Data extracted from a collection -
⟨
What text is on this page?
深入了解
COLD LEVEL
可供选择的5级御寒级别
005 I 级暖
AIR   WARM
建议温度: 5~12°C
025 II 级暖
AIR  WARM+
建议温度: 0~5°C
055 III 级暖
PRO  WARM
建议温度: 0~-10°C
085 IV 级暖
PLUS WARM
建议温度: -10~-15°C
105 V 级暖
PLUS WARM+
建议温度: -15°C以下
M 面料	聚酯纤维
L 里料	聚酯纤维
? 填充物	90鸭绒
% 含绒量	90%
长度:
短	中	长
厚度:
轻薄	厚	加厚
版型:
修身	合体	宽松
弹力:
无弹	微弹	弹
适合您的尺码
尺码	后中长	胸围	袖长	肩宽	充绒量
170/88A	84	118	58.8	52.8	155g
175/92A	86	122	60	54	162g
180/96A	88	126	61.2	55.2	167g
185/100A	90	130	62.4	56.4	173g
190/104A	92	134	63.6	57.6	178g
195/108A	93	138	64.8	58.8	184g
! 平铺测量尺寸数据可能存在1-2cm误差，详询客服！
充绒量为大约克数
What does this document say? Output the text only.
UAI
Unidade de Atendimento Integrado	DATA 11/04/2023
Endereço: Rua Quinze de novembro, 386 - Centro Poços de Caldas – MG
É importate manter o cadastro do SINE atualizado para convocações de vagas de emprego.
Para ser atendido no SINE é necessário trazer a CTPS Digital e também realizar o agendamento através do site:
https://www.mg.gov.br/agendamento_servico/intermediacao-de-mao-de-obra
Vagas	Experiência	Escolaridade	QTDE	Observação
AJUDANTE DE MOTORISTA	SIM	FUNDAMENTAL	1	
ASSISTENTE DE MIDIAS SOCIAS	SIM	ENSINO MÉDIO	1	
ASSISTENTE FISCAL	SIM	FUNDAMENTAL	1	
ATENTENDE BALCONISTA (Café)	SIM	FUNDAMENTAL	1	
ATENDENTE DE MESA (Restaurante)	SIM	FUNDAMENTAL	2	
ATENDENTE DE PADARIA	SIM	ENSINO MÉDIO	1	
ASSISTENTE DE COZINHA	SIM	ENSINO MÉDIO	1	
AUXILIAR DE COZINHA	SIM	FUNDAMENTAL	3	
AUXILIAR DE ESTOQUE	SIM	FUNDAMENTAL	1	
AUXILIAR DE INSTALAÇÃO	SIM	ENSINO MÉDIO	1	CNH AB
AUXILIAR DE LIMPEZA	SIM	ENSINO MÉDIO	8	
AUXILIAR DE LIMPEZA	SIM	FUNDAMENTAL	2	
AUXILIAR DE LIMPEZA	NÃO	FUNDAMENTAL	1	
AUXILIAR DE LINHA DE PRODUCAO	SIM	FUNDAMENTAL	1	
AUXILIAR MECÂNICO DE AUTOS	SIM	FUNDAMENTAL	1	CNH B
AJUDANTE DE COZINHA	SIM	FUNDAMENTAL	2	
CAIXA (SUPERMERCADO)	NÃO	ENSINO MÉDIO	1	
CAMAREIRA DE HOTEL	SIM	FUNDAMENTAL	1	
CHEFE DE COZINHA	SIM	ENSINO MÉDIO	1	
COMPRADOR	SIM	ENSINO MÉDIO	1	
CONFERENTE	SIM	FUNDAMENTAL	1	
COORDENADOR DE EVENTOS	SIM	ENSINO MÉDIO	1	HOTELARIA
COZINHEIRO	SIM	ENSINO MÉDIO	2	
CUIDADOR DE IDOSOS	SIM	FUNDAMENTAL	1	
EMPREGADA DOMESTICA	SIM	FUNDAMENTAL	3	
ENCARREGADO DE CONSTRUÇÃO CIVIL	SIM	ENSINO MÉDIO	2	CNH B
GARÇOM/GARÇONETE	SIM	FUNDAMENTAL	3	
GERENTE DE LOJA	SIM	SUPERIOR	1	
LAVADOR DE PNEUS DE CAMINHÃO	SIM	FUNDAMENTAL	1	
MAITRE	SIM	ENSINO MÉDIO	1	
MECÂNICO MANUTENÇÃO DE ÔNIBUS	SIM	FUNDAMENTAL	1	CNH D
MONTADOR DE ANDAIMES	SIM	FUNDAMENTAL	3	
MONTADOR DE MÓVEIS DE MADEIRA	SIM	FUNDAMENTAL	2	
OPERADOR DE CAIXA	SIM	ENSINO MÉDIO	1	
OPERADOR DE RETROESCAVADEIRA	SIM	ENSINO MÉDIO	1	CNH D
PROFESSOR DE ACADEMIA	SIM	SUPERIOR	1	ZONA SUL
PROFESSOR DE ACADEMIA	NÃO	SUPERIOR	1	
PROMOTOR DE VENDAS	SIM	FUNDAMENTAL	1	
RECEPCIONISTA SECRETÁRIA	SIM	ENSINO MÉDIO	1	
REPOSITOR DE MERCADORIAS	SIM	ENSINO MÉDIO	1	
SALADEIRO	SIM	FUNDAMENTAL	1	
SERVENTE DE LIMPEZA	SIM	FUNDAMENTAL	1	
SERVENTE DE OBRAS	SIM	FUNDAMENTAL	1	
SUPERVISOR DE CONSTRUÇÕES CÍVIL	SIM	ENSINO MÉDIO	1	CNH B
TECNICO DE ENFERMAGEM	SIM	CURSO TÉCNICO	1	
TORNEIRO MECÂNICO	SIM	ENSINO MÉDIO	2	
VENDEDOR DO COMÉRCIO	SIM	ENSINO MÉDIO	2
⟩
Task goal - Extract each record, keeping it identical to the original.

Full response -
What text is on this page?
深入了解
COLD LEVEL
可供选择的5级御寒级别
005 I 级暖
AIR   WARM
建议温度: 5~12°C
025 II 级暖
AIR  WARM+
建议温度: 0~5°C
055 III 级暖
PRO  WARM
建议温度: 0~-10°C
085 IV 级暖
PLUS WARM
建议温度: -10~-15°C
105 V 级暖
PLUS WARM+
建议温度: -15°C以下
M 面料	聚酯纤维
L 里料	聚酯纤维
? 填充物	90鸭绒
% 含绒量	90%
长度:
短	中	长
厚度:
轻薄	厚	加厚
版型:
修身	合体	宽松
弹力:
无弹	微弹	弹
适合您的尺码
尺码	后中长	胸围	袖长	肩宽	充绒量
170/88A	84	118	58.8	52.8	155g
175/92A	86	122	60	54	162g
180/96A	88	126	61.2	55.2	167g
185/100A	90	130	62.4	56.4	173g
190/104A	92	134	63.6	57.6	178g
195/108A	93	138	64.8	58.8	184g
! 平铺测量尺寸数据可能存在1-2cm误差，详询客服！
充绒量为大约克数
What does this document say? Output the text only.
UAI
Unidade de Atendimento Integrado	DATA 11/04/2023
Endereço: Rua Quinze de novembro, 386 - Centro Poços de Caldas – MG
É importate manter o cadastro do SINE atualizado para convocações de vagas de emprego.
Para ser atendido no SINE é necessário trazer a CTPS Digital e também realizar o agendamento através do site:
https://www.mg.gov.br/agendamento_servico/intermediacao-de-mao-de-obra
Vagas	Experiência	Escolaridade	QTDE	Observação
AJUDANTE DE MOTORISTA	SIM	FUNDAMENTAL	1	
ASSISTENTE DE MIDIAS SOCIAS	SIM	ENSINO MÉDIO	1	
ASSISTENTE FISCAL	SIM	FUNDAMENTAL	1	
ATENTENDE BALCONISTA (Café)	SIM	FUNDAMENTAL	1	
ATENDENTE DE MESA (Restaurante)	SIM	FUNDAMENTAL	2	
ATENDENTE DE PADARIA	SIM	ENSINO MÉDIO	1	
ASSISTENTE DE COZINHA	SIM	ENSINO MÉDIO	1	
AUXILIAR DE COZINHA	SIM	FUNDAMENTAL	3	
AUXILIAR DE ESTOQUE	SIM	FUNDAMENTAL	1	
AUXILIAR DE INSTALAÇÃO	SIM	ENSINO MÉDIO	1	CNH AB
AUXILIAR DE LIMPEZA	SIM	ENSINO MÉDIO	8	
AUXILIAR DE LIMPEZA	SIM	FUNDAMENTAL	2	
AUXILIAR DE LIMPEZA	NÃO	FUNDAMENTAL	1	
AUXILIAR DE LINHA DE PRODUCAO	SIM	FUNDAMENTAL	1	
AUXILIAR MECÂNICO DE AUTOS	SIM	FUNDAMENTAL	1	CNH B
AJUDANTE DE COZINHA	SIM	FUNDAMENTAL	2	
CAIXA (SUPERMERCADO)	NÃO	ENSINO MÉDIO	1	
CAMAREIRA DE HOTEL	SIM	FUNDAMENTAL	1	
CHEFE DE COZINHA	SIM	ENSINO MÉDIO	1	
COMPRADOR	SIM	ENSINO MÉDIO	1	
CONFERENTE	SIM	FUNDAMENTAL	1	
COORDENADOR DE EVENTOS	SIM	ENSINO MÉDIO	1	HOTELARIA
COZINHEIRO	SIM	ENSINO MÉDIO	2	
CUIDADOR DE IDOSOS	SIM	FUNDAMENTAL	1	
EMPREGADA DOMESTICA	SIM	FUNDAMENTAL	3	
ENCARREGADO DE CONSTRUÇÃO CIVIL	SIM	ENSINO MÉDIO	2	CNH B
GARÇOM/GARÇONETE	SIM	FUNDAMENTAL	3	
GERENTE DE LOJA	SIM	SUPERIOR	1	
LAVADOR DE PNEUS DE CAMINHÃO	SIM	FUNDAMENTAL	1	
MAITRE	SIM	ENSINO MÉDIO	1	
MECÂNICO MANUTENÇÃO DE ÔNIBUS	SIM	FUNDAMENTAL	1	CNH D
MONTADOR DE ANDAIMES	SIM	FUNDAMENTAL	3	
MONTADOR DE MÓVEIS DE MADEIRA	SIM	FUNDAMENTAL	2	
OPERADOR DE CAIXA	SIM	ENSINO MÉDIO	1	
OPERADOR DE RETROESCAVADEIRA	SIM	ENSINO MÉDIO	1	CNH D
PROFESSOR DE ACADEMIA	SIM	SUPERIOR	1	ZONA SUL
PROFESSOR DE ACADEMIA	NÃO	SUPERIOR	1	
PROMOTOR DE VENDAS	SIM	FUNDAMENTAL	1	
RECEPCIONISTA SECRETÁRIA	SIM	ENSINO MÉDIO	1	
REPOSITOR DE MERCADORIAS	SIM	ENSINO MÉDIO	1	
SALADEIRO	SIM	FUNDAMENTAL	1	
SERVENTE DE LIMPEZA	SIM	FUNDAMENTAL	1	
SERVENTE DE OBRAS	SIM	FUNDAMENTAL	1	
SUPERVISOR DE CONSTRUÇÕES CÍVIL	SIM	ENSINO MÉDIO	1	CNH B
TECNICO DE ENFERMAGEM	SIM	CURSO TÉCNICO	1	
TORNEIRO MECÂNICO	SIM	ENSINO MÉDIO	2	
VENDEDOR DO COMÉRCIO	SIM	ENSINO MÉDIO	2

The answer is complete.